- **STATED GOAL**:
Determine the count of lines holding the string "placeholder". Return only the number.

- **RECORDS FOR THE EXERCISE**:
--- begin ---

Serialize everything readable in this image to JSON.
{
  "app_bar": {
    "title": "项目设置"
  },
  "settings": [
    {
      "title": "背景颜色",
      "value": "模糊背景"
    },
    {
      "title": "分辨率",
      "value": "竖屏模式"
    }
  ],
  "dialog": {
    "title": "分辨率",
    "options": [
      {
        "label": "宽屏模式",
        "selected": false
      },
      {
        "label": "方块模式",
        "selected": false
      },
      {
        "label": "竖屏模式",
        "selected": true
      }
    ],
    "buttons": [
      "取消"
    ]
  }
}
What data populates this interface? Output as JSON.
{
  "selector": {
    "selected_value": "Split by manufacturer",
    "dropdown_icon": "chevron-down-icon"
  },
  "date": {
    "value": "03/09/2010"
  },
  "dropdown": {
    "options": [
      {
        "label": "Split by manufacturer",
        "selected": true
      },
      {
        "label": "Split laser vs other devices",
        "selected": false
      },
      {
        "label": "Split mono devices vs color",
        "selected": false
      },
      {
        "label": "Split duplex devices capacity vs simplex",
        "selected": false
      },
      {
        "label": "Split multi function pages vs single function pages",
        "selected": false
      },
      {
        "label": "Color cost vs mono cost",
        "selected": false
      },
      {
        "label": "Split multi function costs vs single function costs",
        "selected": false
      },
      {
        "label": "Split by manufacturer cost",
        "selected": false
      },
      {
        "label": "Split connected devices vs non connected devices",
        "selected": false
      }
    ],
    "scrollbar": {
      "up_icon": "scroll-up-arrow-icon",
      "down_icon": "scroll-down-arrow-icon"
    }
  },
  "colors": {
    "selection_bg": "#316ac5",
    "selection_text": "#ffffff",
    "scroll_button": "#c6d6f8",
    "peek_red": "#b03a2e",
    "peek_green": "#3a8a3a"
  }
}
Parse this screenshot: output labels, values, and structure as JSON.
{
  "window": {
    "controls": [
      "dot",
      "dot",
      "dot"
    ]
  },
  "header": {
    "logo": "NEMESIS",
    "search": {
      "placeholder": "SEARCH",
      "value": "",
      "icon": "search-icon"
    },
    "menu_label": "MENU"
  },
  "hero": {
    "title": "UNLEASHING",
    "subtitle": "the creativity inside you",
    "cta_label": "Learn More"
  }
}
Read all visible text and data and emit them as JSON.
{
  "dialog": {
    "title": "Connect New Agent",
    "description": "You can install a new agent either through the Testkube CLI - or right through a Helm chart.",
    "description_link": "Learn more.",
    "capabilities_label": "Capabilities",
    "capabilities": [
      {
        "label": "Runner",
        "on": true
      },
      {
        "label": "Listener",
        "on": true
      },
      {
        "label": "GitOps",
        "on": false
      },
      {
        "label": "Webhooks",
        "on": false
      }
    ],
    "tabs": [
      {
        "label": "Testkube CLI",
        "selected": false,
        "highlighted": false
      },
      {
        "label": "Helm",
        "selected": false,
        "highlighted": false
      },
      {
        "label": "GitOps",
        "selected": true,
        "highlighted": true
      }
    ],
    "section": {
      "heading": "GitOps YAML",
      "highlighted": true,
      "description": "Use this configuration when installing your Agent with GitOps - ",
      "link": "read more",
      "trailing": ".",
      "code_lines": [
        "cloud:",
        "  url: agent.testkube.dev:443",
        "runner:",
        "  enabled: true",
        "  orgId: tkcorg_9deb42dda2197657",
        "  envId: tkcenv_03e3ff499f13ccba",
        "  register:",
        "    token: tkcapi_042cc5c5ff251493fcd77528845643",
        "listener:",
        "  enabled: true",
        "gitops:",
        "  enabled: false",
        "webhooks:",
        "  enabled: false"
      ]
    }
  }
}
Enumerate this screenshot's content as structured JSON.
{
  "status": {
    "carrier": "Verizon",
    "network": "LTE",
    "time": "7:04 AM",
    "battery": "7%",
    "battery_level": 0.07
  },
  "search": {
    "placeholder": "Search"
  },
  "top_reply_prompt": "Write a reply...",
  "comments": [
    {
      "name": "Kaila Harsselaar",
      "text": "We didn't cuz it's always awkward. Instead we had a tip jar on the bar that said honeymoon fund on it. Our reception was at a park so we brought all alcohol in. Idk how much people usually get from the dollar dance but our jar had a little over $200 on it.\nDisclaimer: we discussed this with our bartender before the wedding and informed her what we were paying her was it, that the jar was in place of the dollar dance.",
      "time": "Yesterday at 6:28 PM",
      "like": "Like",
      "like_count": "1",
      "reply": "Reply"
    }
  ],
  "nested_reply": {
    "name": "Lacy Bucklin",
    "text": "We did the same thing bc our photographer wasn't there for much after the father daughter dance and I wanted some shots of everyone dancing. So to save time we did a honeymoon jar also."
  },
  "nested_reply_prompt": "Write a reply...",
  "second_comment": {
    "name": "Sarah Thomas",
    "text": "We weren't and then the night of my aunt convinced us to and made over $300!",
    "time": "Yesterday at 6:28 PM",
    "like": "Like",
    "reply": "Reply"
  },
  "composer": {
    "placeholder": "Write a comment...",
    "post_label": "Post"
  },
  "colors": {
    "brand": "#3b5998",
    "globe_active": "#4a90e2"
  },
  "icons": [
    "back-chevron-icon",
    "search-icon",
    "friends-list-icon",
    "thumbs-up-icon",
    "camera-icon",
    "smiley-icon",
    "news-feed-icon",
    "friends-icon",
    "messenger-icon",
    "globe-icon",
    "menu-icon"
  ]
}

--- end ---

- **THE ANSWER**:
3